▶ _INSTRUCTIONS TO FOLLOW_: Copy the data that follows, character for character, minus the pictures.

Excerpts from a figure dataset:
╭──
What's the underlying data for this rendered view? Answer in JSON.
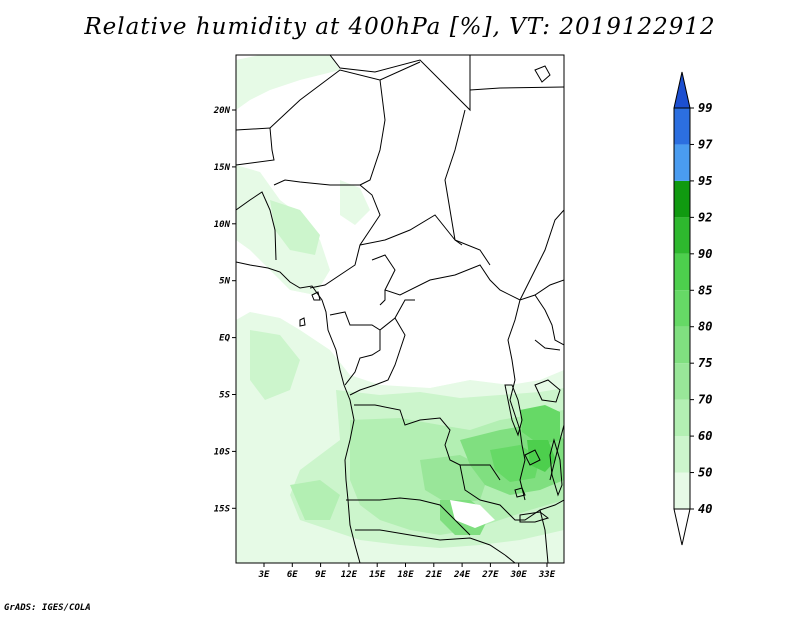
{
  "title": "Relative humidity at 400hPa [%], VT: 2019122912",
  "credit": "GrADS: IGES/COLA",
  "map": {
    "lat_ticks": [
      "20N",
      "15N",
      "10N",
      "5N",
      "EQ",
      "5S",
      "10S",
      "15S"
    ],
    "lon_ticks": [
      "3E",
      "6E",
      "9E",
      "12E",
      "15E",
      "18E",
      "21E",
      "24E",
      "27E",
      "30E",
      "33E"
    ]
  },
  "colorbar": {
    "levels": [
      "40",
      "50",
      "60",
      "70",
      "75",
      "80",
      "85",
      "90",
      "92",
      "95",
      "97",
      "99"
    ],
    "colors": [
      "#ffffff",
      "#e6fae6",
      "#ccf5cc",
      "#b3efb3",
      "#99e699",
      "#80df80",
      "#66d966",
      "#4dcf4d",
      "#2eb82e",
      "#109a10",
      "#4a9cf0",
      "#2c6fe0",
      "#1c4fd0"
    ]
  }
}
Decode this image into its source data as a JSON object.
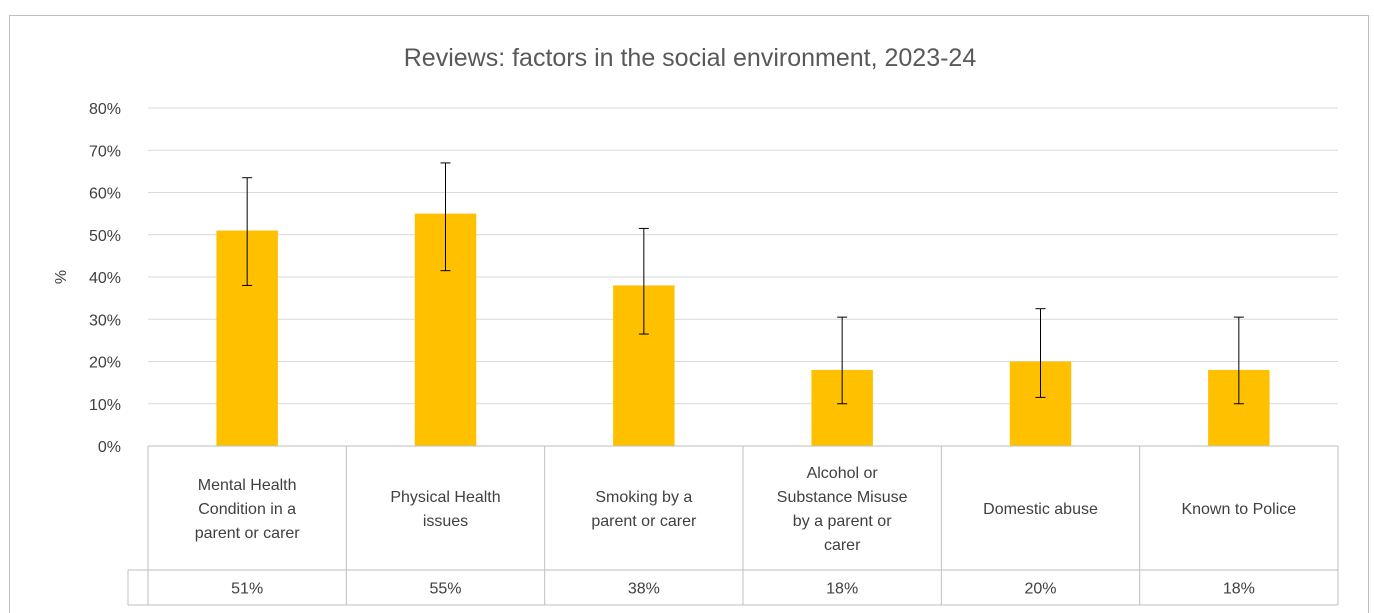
{
  "chart_data": {
    "type": "bar",
    "title": "Reviews: factors in the social environment, 2023-24",
    "xlabel": "",
    "ylabel": "%",
    "ylim": [
      0,
      80
    ],
    "yticks": [
      "0%",
      "10%",
      "20%",
      "30%",
      "40%",
      "50%",
      "60%",
      "70%",
      "80%"
    ],
    "grid": true,
    "legend": "none",
    "bar_color": "#FFC000",
    "categories": [
      [
        "Mental Health",
        "Condition in a",
        "parent or carer"
      ],
      [
        "Physical Health",
        "issues"
      ],
      [
        "Smoking by a",
        "parent or carer"
      ],
      [
        "Alcohol or",
        "Substance Misuse",
        "by a parent or",
        "carer"
      ],
      [
        "Domestic abuse"
      ],
      [
        "Known to Police"
      ]
    ],
    "values": [
      51,
      55,
      38,
      18,
      20,
      18
    ],
    "error_low": [
      38,
      41.5,
      26.5,
      10,
      11.5,
      10
    ],
    "error_high": [
      63.5,
      67,
      51.5,
      30.5,
      32.5,
      30.5
    ],
    "value_labels": [
      "51%",
      "55%",
      "38%",
      "18%",
      "20%",
      "18%"
    ]
  }
}
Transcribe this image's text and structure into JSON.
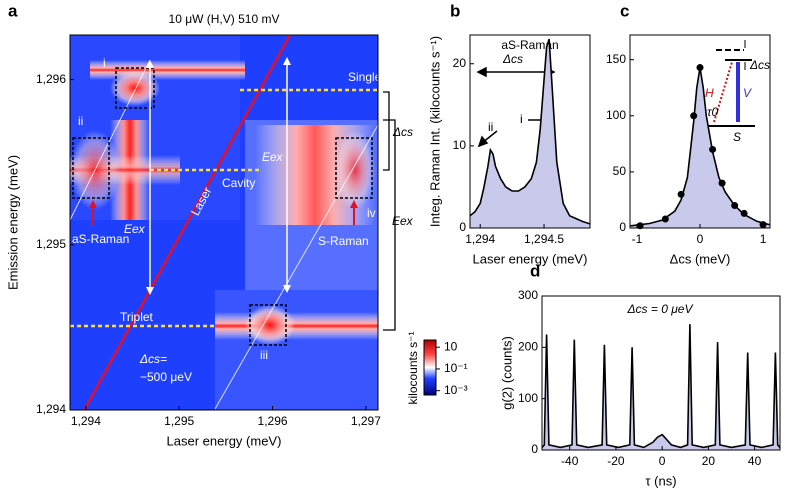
{
  "chart_data": [
    {
      "type": "heatmap",
      "panel": "a",
      "title": "10 μW (H,V) 510 mV",
      "xlabel": "Laser energy (meV)",
      "ylabel": "Emission energy (meV)",
      "xlim": [
        1293.83,
        1297.13
      ],
      "ylim": [
        1294,
        1296.27
      ],
      "xticks": [
        {
          "value": 1294,
          "label": "1,294"
        },
        {
          "value": 1295,
          "label": "1,295"
        },
        {
          "value": 1296,
          "label": "1,296"
        },
        {
          "value": 1297,
          "label": "1,297"
        }
      ],
      "yticks": [
        {
          "value": 1294,
          "label": "1,294"
        },
        {
          "value": 1295,
          "label": "1,295"
        },
        {
          "value": 1296,
          "label": "1,296"
        }
      ],
      "annotations": [
        "Singlet",
        "Cavity",
        "Triplet",
        "Laser",
        "aS-Raman",
        "S-Raman",
        "Eex",
        "Eex",
        "i",
        "ii",
        "iii",
        "iv",
        "Δcs=",
        "−500 μeV",
        "Δcs",
        "Eex"
      ],
      "colorbar": {
        "label": "kilocounts s⁻¹",
        "log": true,
        "lim": [
          0.0004,
          46
        ],
        "ticks": [
          10,
          {
            "value": 0.1,
            "label": "10⁻¹"
          },
          {
            "value": 0.001,
            "label": "10⁻³"
          }
        ]
      }
    },
    {
      "type": "line",
      "panel": "b",
      "xlabel": "Laser energy (meV)",
      "ylabel": "Integ. Raman Int. (kilocounts s⁻¹)",
      "xlim": [
        1293.92,
        1294.86
      ],
      "ylim": [
        0,
        23.5
      ],
      "xticks": [
        {
          "value": 1294,
          "label": "1,294"
        },
        {
          "value": 1294.5,
          "label": "1,294.5"
        }
      ],
      "yticks": [
        0,
        10,
        20
      ],
      "annotations": [
        "aS-Raman",
        "Δcs",
        "ii",
        "i"
      ],
      "series": [
        {
          "color": "#000000",
          "fill": "#c9c9ec",
          "x": [
            1293.92,
            1293.96,
            1294.0,
            1294.03,
            1294.06,
            1294.08,
            1294.1,
            1294.12,
            1294.16,
            1294.2,
            1294.25,
            1294.3,
            1294.35,
            1294.4,
            1294.44,
            1294.47,
            1294.5,
            1294.52,
            1294.54,
            1294.56,
            1294.6,
            1294.65,
            1294.7,
            1294.8,
            1294.86
          ],
          "values": [
            1.5,
            2,
            3,
            5,
            7.5,
            9.5,
            9,
            7.5,
            6,
            5,
            4.5,
            4.5,
            5,
            6,
            8,
            12,
            18,
            22,
            23,
            18,
            8,
            3,
            1.5,
            0.8,
            0.5
          ]
        }
      ]
    },
    {
      "type": "line",
      "panel": "c",
      "xlabel": "Δcs (meV)",
      "xlim": [
        -1.11,
        1.11
      ],
      "ylim": [
        0,
        172
      ],
      "xticks": [
        -1,
        0,
        1
      ],
      "yticks": [
        0,
        50,
        100,
        150
      ],
      "annotations": [
        "Δcs",
        "H",
        "V",
        "τ0",
        "S"
      ],
      "series": [
        {
          "color": "#000000",
          "fill": "#c9c9ec",
          "x": [
            -1.1,
            -0.8,
            -0.6,
            -0.4,
            -0.3,
            -0.2,
            -0.1,
            -0.05,
            0,
            0.05,
            0.1,
            0.2,
            0.3,
            0.4,
            0.55,
            0.7,
            0.9,
            1.1
          ],
          "values": [
            2,
            4,
            7,
            15,
            25,
            45,
            95,
            125,
            143,
            125,
            100,
            68,
            45,
            32,
            20,
            12,
            6,
            3
          ]
        },
        {
          "type": "scatter",
          "color": "#000000",
          "x": [
            -0.95,
            -0.55,
            -0.3,
            -0.1,
            0,
            0.2,
            0.35,
            0.55,
            0.7,
            1.0
          ],
          "values": [
            2,
            8,
            30,
            100,
            143,
            70,
            40,
            20,
            13,
            3
          ]
        }
      ]
    },
    {
      "type": "line",
      "panel": "d",
      "xlabel": "τ (ns)",
      "ylabel": "g(2) (counts)",
      "xlim": [
        -52,
        51
      ],
      "ylim": [
        0,
        300
      ],
      "xticks": [
        -40,
        -20,
        0,
        20,
        40
      ],
      "yticks": [
        0,
        100,
        200,
        300
      ],
      "annotations": [
        "Δcs = 0 μeV"
      ],
      "series": [
        {
          "color": "#000000",
          "fill": "#c9c9ec",
          "x": [
            -52,
            -51,
            -50,
            -49,
            -44,
            -39,
            -38,
            -37,
            -32,
            -26,
            -25,
            -24,
            -19,
            -14,
            -13,
            -12,
            -8,
            -4,
            -2,
            0,
            2,
            4,
            8,
            11,
            12,
            13,
            18,
            23,
            24,
            25,
            30,
            36,
            37,
            38,
            43,
            48,
            49,
            50,
            51
          ],
          "values": [
            5,
            10,
            225,
            10,
            5,
            10,
            215,
            10,
            5,
            10,
            205,
            10,
            5,
            10,
            200,
            10,
            5,
            15,
            25,
            30,
            20,
            10,
            5,
            10,
            245,
            10,
            5,
            10,
            210,
            10,
            5,
            10,
            190,
            10,
            5,
            10,
            190,
            10,
            5
          ]
        }
      ]
    }
  ]
}
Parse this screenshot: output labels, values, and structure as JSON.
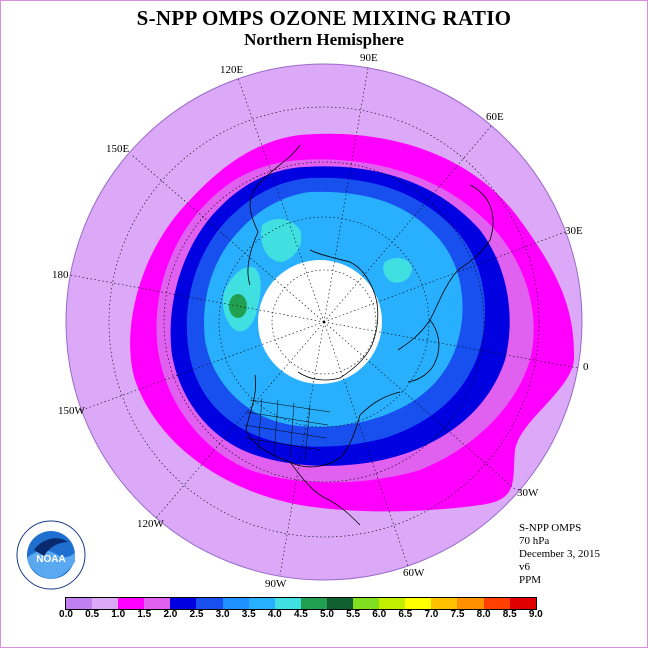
╰──
▶ _WORKED ANSWER_:
What's the underlying data for this rendered view? Answer in JSON.
{
  "title": "Relative humidity at 400hPa [%], VT: 2019122912",
  "credit": "GrADS: IGES/COLA",
  "map": {
    "lat_ticks": [
      "20N",
      "15N",
      "10N",
      "5N",
      "EQ",
      "5S",
      "10S",
      "15S"
    ],
    "lon_ticks": [
      "3E",
      "6E",
      "9E",
      "12E",
      "15E",
      "18E",
      "21E",
      "24E",
      "27E",
      "30E",
      "33E"
    ]
  },
  "colorbar": {
    "levels": [
      "40",
      "50",
      "60",
      "70",
      "75",
      "80",
      "85",
      "90",
      "92",
      "95",
      "97",
      "99"
    ],
    "colors": [
      "#ffffff",
      "#e6fae6",
      "#ccf5cc",
      "#b3efb3",
      "#99e699",
      "#80df80",
      "#66d966",
      "#4dcf4d",
      "#2eb82e",
      "#109a10",
      "#4a9cf0",
      "#2c6fe0",
      "#1c4fd0"
    ]
  }
}
Decode this image into its source data as a JSON object.
{
  "chart_data": {
    "type": "bar",
    "title": "Reviews: factors in the social environment, 2023-24",
    "xlabel": "",
    "ylabel": "%",
    "ylim": [
      0,
      80
    ],
    "yticks": [
      "0%",
      "10%",
      "20%",
      "30%",
      "40%",
      "50%",
      "60%",
      "70%",
      "80%"
    ],
    "grid": true,
    "legend": "none",
    "bar_color": "#FFC000",
    "categories": [
      [
        "Mental Health",
        "Condition in a",
        "parent or carer"
      ],
      [
        "Physical Health",
        "issues"
      ],
      [
        "Smoking by a",
        "parent or carer"
      ],
      [
        "Alcohol or",
        "Substance Misuse",
        "by a parent or",
        "carer"
      ],
      [
        "Domestic abuse"
      ],
      [
        "Known to Police"
      ]
    ],
    "values": [
      51,
      55,
      38,
      18,
      20,
      18
    ],
    "error_low": [
      38,
      41.5,
      26.5,
      10,
      11.5,
      10
    ],
    "error_high": [
      63.5,
      67,
      51.5,
      30.5,
      32.5,
      30.5
    ],
    "value_labels": [
      "51%",
      "55%",
      "38%",
      "18%",
      "20%",
      "18%"
    ]
  }
}
Transcribe this image's text and structure into JSON.
{
  "chart_data": [
    {
      "type": "heatmap",
      "panel": "a",
      "title": "10 μW (H,V) 510 mV",
      "xlabel": "Laser energy (meV)",
      "ylabel": "Emission energy (meV)",
      "xlim": [
        1293.83,
        1297.13
      ],
      "ylim": [
        1294,
        1296.27
      ],
      "xticks": [
        {
          "value": 1294,
          "label": "1,294"
        },
        {
          "value": 1295,
          "label": "1,295"
        },
        {
          "value": 1296,
          "label": "1,296"
        },
        {
          "value": 1297,
          "label": "1,297"
        }
      ],
      "yticks": [
        {
          "value": 1294,
          "label": "1,294"
        },
        {
          "value": 1295,
          "label": "1,295"
        },
        {
          "value": 1296,
          "label": "1,296"
        }
      ],
      "annotations": [
        "Singlet",
        "Cavity",
        "Triplet",
        "Laser",
        "aS-Raman",
        "S-Raman",
        "Eex",
        "Eex",
        "i",
        "ii",
        "iii",
        "iv",
        "Δcs=",
        "−500 μeV",
        "Δcs",
        "Eex"
      ],
      "colorbar": {
        "label": "kilocounts s⁻¹",
        "log": true,
        "lim": [
          0.0004,
          46
        ],
        "ticks": [
          10,
          {
            "value": 0.1,
            "label": "10⁻¹"
          },
          {
            "value": 0.001,
            "label": "10⁻³"
          }
        ]
      }
    },
    {
      "type": "line",
      "panel": "b",
      "xlabel": "Laser energy (meV)",
      "ylabel": "Integ. Raman Int. (kilocounts s⁻¹)",
      "xlim": [
        1293.92,
        1294.86
      ],
      "ylim": [
        0,
        23.5
      ],
      "xticks": [
        {
          "value": 1294,
          "label": "1,294"
        },
        {
          "value": 1294.5,
          "label": "1,294.5"
        }
      ],
      "yticks": [
        0,
        10,
        20
      ],
      "annotations": [
        "aS-Raman",
        "Δcs",
        "ii",
        "i"
      ],
      "series": [
        {
          "color": "#000000",
          "fill": "#c9c9ec",
          "x": [
            1293.92,
            1293.96,
            1294.0,
            1294.03,
            1294.06,
            1294.08,
            1294.1,
            1294.12,
            1294.16,
            1294.2,
            1294.25,
            1294.3,
            1294.35,
            1294.4,
            1294.44,
            1294.47,
            1294.5,
            1294.52,
            1294.54,
            1294.56,
            1294.6,
            1294.65,
            1294.7,
            1294.8,
            1294.86
          ],
          "values": [
            1.5,
            2,
            3,
            5,
            7.5,
            9.5,
            9,
            7.5,
            6,
            5,
            4.5,
            4.5,
            5,
            6,
            8,
            12,
            18,
            22,
            23,
            18,
            8,
            3,
            1.5,
            0.8,
            0.5
          ]
        }
      ]
    },
    {
      "type": "line",
      "panel": "c",
      "xlabel": "Δcs (meV)",
      "xlim": [
        -1.11,
        1.11
      ],
      "ylim": [
        0,
        172
      ],
      "xticks": [
        -1,
        0,
        1
      ],
      "yticks": [
        0,
        50,
        100,
        150
      ],
      "annotations": [
        "Δcs",
        "H",
        "V",
        "τ0",
        "S"
      ],
      "series": [
        {
          "color": "#000000",
          "fill": "#c9c9ec",
          "x": [
            -1.1,
            -0.8,
            -0.6,
            -0.4,
            -0.3,
            -0.2,
            -0.1,
            -0.05,
            0,
            0.05,
            0.1,
            0.2,
            0.3,
            0.4,
            0.55,
            0.7,
            0.9,
            1.1
          ],
          "values": [
            2,
            4,
            7,
            15,
            25,
            45,
            95,
            125,
            143,
            125,
            100,
            68,
            45,
            32,
            20,
            12,
            6,
            3
          ]
        },
        {
          "type": "scatter",
          "color": "#000000",
          "x": [
            -0.95,
            -0.55,
            -0.3,
            -0.1,
            0,
            0.2,
            0.35,
            0.55,
            0.7,
            1.0
          ],
          "values": [
            2,
            8,
            30,
            100,
            143,
            70,
            40,
            20,
            13,
            3
          ]
        }
      ]
    },
    {
      "type": "line",
      "panel": "d",
      "xlabel": "τ (ns)",
      "ylabel": "g(2) (counts)",
      "xlim": [
        -52,
        51
      ],
      "ylim": [
        0,
        300
      ],
      "xticks": [
        -40,
        -20,
        0,
        20,
        40
      ],
      "yticks": [
        0,
        100,
        200,
        300
      ],
      "annotations": [
        "Δcs = 0 μeV"
      ],
      "series": [
        {
          "color": "#000000",
          "fill": "#c9c9ec",
          "x": [
            -52,
            -51,
            -50,
            -49,
            -44,
            -39,
            -38,
            -37,
            -32,
            -26,
            -25,
            -24,
            -19,
            -14,
            -13,
            -12,
            -8,
            -4,
            -2,
            0,
            2,
            4,
            8,
            11,
            12,
            13,
            18,
            23,
            24,
            25,
            30,
            36,
            37,
            38,
            43,
            48,
            49,
            50,
            51
          ],
          "values": [
            5,
            10,
            225,
            10,
            5,
            10,
            215,
            10,
            5,
            10,
            205,
            10,
            5,
            10,
            200,
            10,
            5,
            15,
            25,
            30,
            20,
            10,
            5,
            10,
            245,
            10,
            5,
            10,
            210,
            10,
            5,
            10,
            190,
            10,
            5,
            10,
            190,
            10,
            5
          ]
        }
      ]
    }
  ]
}
Parse this screenshot: output labels, values, and structure as JSON.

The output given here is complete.